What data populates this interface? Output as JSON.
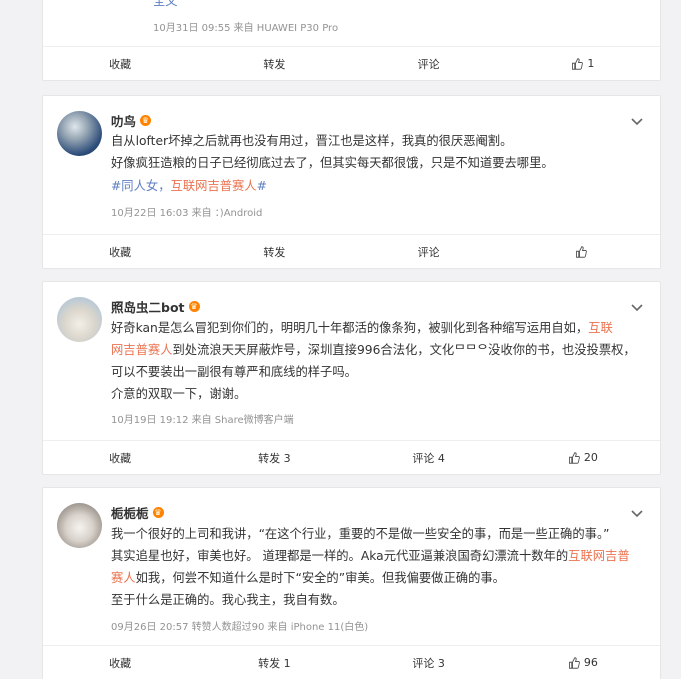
{
  "posts": [
    {
      "partial_top_text": "全文^",
      "meta": "10月31日 09:55  来自 HUAWEI P30 Pro",
      "actions": {
        "fav": "收藏",
        "repost": "转发",
        "comment": "评论",
        "like": "1"
      }
    },
    {
      "username": "叻鸟",
      "lines": [
        "自从lofter坏掉之后就再也没有用过，晋江也是这样，我真的很厌恶阉割。",
        "好像疯狂造粮的日子已经彻底过去了，但其实每天都很饿，只是不知道要去哪里。"
      ],
      "tags": {
        "t1": "#同人女",
        "sep": "，",
        "t2": "互联网吉普赛人",
        "t3": "#"
      },
      "meta": "10月22日 16:03  来自 ：)Android",
      "actions": {
        "fav": "收藏",
        "repost": "转发",
        "comment": "评论",
        "like": ""
      }
    },
    {
      "username": "照岛虫二bot",
      "line1_a": "好奇kan是怎么冒犯到你们的，明明几十年都活的像条狗，被驯化到各种缩写运用自如，",
      "line1_b": "互联",
      "line2_a": "网吉普赛人",
      "line2_b": "到处流浪天天屏蔽炸号，深圳直接996合法化，文化ᄆᄆᄋ没收你的书，也没投票权，",
      "line3": "可以不要装出一副很有尊严和底线的样子吗。",
      "line4": "介意的双取一下，谢谢。",
      "meta": "10月19日 19:12  来自 Share微博客户端",
      "actions": {
        "fav": "收藏",
        "repost": "转发 3",
        "comment": "评论 4",
        "like": "20"
      }
    },
    {
      "username": "栀栀栀",
      "line1": "我一个很好的上司和我讲，“在这个行业，重要的不是做一些安全的事，而是一些正确的事。”",
      "line2_a": "其实追星也好，审美也好。 道理都是一样的。Aka元代亚逼兼浪国奇幻漂流十数年的",
      "line2_b": "互联网吉普",
      "line3_a": "赛人",
      "line3_b": "如我，何尝不知道什么是时下“安全的”审美。但我偏要做正确的事。",
      "line4": "至于什么是正确的。我心我主，我自有数。",
      "meta": "09月26日 20:57  转赞人数超过90  来自 iPhone 11(白色)",
      "actions": {
        "fav": "收藏",
        "repost": "转发 1",
        "comment": "评论 3",
        "like": "96"
      }
    }
  ],
  "colors": {
    "link_red": "#eb7350",
    "link_blue": "#5d7ec0",
    "crown": "#ff8200"
  }
}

**Written problem:** Every line that holds the word "repost" counts once; state the total number of such lines and nothing else.

**Result for this exercise:** 4